PROBLEM DESCRIPTION: Quote all of the entries word for word.

RAW DATA:
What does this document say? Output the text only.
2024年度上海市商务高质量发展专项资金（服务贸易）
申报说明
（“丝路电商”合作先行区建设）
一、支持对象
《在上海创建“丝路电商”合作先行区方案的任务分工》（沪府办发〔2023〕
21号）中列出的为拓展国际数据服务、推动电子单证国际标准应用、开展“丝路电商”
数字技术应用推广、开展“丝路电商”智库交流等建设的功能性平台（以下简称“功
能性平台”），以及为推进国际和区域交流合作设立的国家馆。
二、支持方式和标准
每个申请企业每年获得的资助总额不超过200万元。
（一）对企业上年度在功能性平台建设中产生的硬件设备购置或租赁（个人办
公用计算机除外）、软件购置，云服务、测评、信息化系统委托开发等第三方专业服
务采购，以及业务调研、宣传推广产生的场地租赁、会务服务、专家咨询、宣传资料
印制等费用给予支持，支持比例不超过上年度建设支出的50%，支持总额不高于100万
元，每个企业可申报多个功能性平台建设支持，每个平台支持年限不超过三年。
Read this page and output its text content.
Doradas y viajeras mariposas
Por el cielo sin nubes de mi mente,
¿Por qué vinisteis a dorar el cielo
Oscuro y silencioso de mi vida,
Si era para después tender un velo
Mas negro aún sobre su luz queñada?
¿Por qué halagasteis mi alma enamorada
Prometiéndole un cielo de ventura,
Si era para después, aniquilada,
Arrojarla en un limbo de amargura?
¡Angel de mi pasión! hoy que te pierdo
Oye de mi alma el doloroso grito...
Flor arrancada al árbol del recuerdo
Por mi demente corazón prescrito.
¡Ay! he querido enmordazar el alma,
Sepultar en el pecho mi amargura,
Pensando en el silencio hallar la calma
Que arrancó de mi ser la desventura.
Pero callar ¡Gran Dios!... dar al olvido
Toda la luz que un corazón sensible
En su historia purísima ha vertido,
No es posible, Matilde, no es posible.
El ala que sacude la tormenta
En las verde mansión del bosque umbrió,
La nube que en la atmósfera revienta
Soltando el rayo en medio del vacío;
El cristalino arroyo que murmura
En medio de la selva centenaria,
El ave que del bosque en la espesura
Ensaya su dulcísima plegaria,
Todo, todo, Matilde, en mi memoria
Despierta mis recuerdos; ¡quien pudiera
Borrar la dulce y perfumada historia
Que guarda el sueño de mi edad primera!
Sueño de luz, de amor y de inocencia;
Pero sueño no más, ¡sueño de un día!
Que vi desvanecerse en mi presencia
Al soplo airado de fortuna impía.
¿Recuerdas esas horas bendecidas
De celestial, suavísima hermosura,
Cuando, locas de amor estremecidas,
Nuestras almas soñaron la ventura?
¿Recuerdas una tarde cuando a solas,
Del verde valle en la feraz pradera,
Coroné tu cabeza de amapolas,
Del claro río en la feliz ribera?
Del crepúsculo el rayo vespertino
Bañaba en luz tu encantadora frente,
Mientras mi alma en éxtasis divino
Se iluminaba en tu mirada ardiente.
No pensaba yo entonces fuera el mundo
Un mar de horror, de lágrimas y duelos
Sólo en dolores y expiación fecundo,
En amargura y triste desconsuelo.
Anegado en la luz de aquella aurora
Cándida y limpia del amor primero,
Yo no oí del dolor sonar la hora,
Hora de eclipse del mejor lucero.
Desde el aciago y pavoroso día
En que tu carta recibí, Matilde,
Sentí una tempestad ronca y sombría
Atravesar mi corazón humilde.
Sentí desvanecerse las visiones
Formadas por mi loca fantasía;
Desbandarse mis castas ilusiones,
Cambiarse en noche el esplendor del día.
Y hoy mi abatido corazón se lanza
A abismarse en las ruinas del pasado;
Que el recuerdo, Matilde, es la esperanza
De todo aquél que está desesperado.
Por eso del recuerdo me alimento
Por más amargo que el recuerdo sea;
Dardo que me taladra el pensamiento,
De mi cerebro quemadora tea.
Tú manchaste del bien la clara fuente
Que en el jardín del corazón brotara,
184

SOLUTION TO THIS EXERCISE:
What does this document say? Output the text only.
2024年度上海市商务高质量发展专项资金（服务贸易）
申报说明
（“丝路电商”合作先行区建设）
一、支持对象
《在上海创建“丝路电商”合作先行区方案的任务分工》（沪府办发〔2023〕
21号）中列出的为拓展国际数据服务、推动电子单证国际标准应用、开展“丝路电商”
数字技术应用推广、开展“丝路电商”智库交流等建设的功能性平台（以下简称“功
能性平台”），以及为推进国际和区域交流合作设立的国家馆。
二、支持方式和标准
每个申请企业每年获得的资助总额不超过200万元。
（一）对企业上年度在功能性平台建设中产生的硬件设备购置或租赁（个人办
公用计算机除外）、软件购置，云服务、测评、信息化系统委托开发等第三方专业服
务采购，以及业务调研、宣传推广产生的场地租赁、会务服务、专家咨询、宣传资料
印制等费用给予支持，支持比例不超过上年度建设支出的50%，支持总额不高于100万
元，每个企业可申报多个功能性平台建设支持，每个平台支持年限不超过三年。
Read this page and output its text content.
Doradas y viajeras mariposas
Por el cielo sin nubes de mi mente,
¿Por qué vinisteis a dorar el cielo
Oscuro y silencioso de mi vida,
Si era para después tender un velo
Mas negro aún sobre su luz queñada?
¿Por qué halagasteis mi alma enamorada
Prometiéndole un cielo de ventura,
Si era para después, aniquilada,
Arrojarla en un limbo de amargura?
¡Angel de mi pasión! hoy que te pierdo
Oye de mi alma el doloroso grito...
Flor arrancada al árbol del recuerdo
Por mi demente corazón prescrito.
¡Ay! he querido enmordazar el alma,
Sepultar en el pecho mi amargura,
Pensando en el silencio hallar la calma
Que arrancó de mi ser la desventura.
Pero callar ¡Gran Dios!... dar al olvido
Toda la luz que un corazón sensible
En su historia purísima ha vertido,
No es posible, Matilde, no es posible.
El ala que sacude la tormenta
En las verde mansión del bosque umbrió,
La nube que en la atmósfera revienta
Soltando el rayo en medio del vacío;
El cristalino arroyo que murmura
En medio de la selva centenaria,
El ave que del bosque en la espesura
Ensaya su dulcísima plegaria,
Todo, todo, Matilde, en mi memoria
Despierta mis recuerdos; ¡quien pudiera
Borrar la dulce y perfumada historia
Que guarda el sueño de mi edad primera!
Sueño de luz, de amor y de inocencia;
Pero sueño no más, ¡sueño de un día!
Que vi desvanecerse en mi presencia
Al soplo airado de fortuna impía.
¿Recuerdas esas horas bendecidas
De celestial, suavísima hermosura,
Cuando, locas de amor estremecidas,
Nuestras almas soñaron la ventura?
¿Recuerdas una tarde cuando a solas,
Del verde valle en la feraz pradera,
Coroné tu cabeza de amapolas,
Del claro río en la feliz ribera?
Del crepúsculo el rayo vespertino
Bañaba en luz tu encantadora frente,
Mientras mi alma en éxtasis divino
Se iluminaba en tu mirada ardiente.
No pensaba yo entonces fuera el mundo
Un mar de horror, de lágrimas y duelos
Sólo en dolores y expiación fecundo,
En amargura y triste desconsuelo.
Anegado en la luz de aquella aurora
Cándida y limpia del amor primero,
Yo no oí del dolor sonar la hora,
Hora de eclipse del mejor lucero.
Desde el aciago y pavoroso día
En que tu carta recibí, Matilde,
Sentí una tempestad ronca y sombría
Atravesar mi corazón humilde.
Sentí desvanecerse las visiones
Formadas por mi loca fantasía;
Desbandarse mis castas ilusiones,
Cambiarse en noche el esplendor del día.
Y hoy mi abatido corazón se lanza
A abismarse en las ruinas del pasado;
Que el recuerdo, Matilde, es la esperanza
De todo aquél que está desesperado.
Por eso del recuerdo me alimento
Por más amargo que el recuerdo sea;
Dardo que me taladra el pensamiento,
De mi cerebro quemadora tea.
Tú manchaste del bien la clara fuente
Que en el jardín del corazón brotara,
184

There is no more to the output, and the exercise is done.